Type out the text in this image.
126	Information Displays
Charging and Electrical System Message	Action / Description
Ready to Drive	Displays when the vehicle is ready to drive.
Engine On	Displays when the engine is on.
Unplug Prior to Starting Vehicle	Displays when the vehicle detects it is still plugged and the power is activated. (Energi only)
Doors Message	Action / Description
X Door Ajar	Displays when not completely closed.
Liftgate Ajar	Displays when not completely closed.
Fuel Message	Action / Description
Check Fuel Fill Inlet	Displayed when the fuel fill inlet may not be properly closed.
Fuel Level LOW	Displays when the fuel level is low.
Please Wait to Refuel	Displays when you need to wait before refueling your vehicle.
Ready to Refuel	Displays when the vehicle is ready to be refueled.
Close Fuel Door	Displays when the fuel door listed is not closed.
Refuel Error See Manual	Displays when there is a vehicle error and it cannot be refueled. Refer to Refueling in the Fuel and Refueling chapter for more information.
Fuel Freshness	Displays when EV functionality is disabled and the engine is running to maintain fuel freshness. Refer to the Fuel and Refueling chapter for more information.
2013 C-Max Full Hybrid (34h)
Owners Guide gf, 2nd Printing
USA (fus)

...

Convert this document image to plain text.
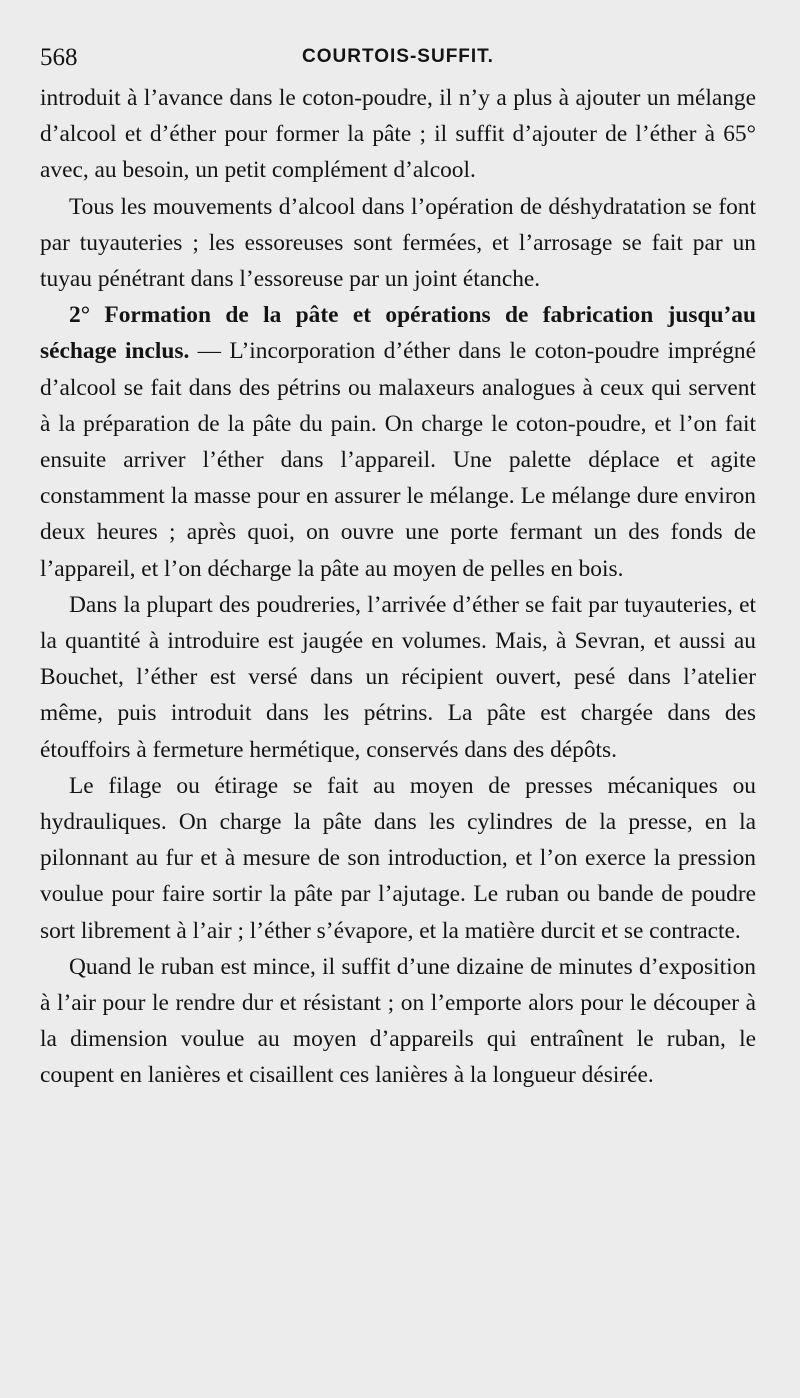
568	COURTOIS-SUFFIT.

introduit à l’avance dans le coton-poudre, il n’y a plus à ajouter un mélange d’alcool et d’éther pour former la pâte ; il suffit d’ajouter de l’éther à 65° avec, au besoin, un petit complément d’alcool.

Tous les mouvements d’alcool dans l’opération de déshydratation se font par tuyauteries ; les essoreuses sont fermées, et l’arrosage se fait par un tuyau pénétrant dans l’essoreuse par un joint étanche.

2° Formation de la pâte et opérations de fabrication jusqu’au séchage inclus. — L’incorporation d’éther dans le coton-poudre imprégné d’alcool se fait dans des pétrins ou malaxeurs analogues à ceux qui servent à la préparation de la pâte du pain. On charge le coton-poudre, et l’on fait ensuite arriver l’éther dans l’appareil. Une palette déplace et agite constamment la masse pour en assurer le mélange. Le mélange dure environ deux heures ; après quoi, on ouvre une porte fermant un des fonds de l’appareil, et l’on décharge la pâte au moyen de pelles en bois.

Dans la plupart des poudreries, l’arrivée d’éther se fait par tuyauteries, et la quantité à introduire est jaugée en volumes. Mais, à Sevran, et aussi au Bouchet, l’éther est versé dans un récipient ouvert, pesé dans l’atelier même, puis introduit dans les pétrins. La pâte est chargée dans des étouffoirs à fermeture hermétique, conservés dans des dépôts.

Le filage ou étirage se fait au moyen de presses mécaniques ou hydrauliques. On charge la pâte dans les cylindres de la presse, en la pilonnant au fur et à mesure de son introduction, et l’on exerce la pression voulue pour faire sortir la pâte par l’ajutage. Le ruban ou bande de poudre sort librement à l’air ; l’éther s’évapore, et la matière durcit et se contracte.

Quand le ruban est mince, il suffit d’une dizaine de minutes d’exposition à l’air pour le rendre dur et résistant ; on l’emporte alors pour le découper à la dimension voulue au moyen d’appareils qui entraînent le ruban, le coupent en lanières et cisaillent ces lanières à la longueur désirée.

• What you should do
Provide only the number of lines in the records containing the string "Message".

• Final answer
3